# [Data in this exercise]
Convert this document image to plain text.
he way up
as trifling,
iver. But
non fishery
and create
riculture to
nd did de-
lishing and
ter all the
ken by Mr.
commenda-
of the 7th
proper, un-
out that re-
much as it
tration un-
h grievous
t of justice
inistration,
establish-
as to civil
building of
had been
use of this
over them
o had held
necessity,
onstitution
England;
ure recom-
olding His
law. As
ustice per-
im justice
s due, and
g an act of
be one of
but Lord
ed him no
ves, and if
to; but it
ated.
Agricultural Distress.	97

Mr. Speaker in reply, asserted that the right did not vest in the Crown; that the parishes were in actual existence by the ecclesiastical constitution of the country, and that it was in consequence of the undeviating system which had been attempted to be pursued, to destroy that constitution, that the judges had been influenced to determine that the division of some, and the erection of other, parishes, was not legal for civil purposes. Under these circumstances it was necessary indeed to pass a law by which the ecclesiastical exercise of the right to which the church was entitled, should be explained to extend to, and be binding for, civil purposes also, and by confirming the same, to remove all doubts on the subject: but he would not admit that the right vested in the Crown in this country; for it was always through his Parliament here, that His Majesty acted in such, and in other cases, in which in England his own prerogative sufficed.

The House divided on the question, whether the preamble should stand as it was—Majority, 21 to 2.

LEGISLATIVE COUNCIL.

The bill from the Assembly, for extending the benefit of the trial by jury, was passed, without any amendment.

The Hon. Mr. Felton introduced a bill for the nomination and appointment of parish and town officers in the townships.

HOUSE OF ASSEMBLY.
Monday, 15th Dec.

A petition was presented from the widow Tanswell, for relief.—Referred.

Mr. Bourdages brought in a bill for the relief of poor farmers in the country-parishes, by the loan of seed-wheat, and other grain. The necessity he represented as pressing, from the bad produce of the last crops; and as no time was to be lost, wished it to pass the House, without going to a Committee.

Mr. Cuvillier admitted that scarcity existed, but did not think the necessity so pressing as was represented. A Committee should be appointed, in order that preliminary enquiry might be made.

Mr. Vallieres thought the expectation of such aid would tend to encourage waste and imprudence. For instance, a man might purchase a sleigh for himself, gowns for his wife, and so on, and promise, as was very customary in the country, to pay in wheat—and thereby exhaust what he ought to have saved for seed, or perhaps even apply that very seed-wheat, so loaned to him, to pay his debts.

# [Requirements]
Work out how many lines above have the string "necessity" in them, and give only the number.

# [Problem solution]
3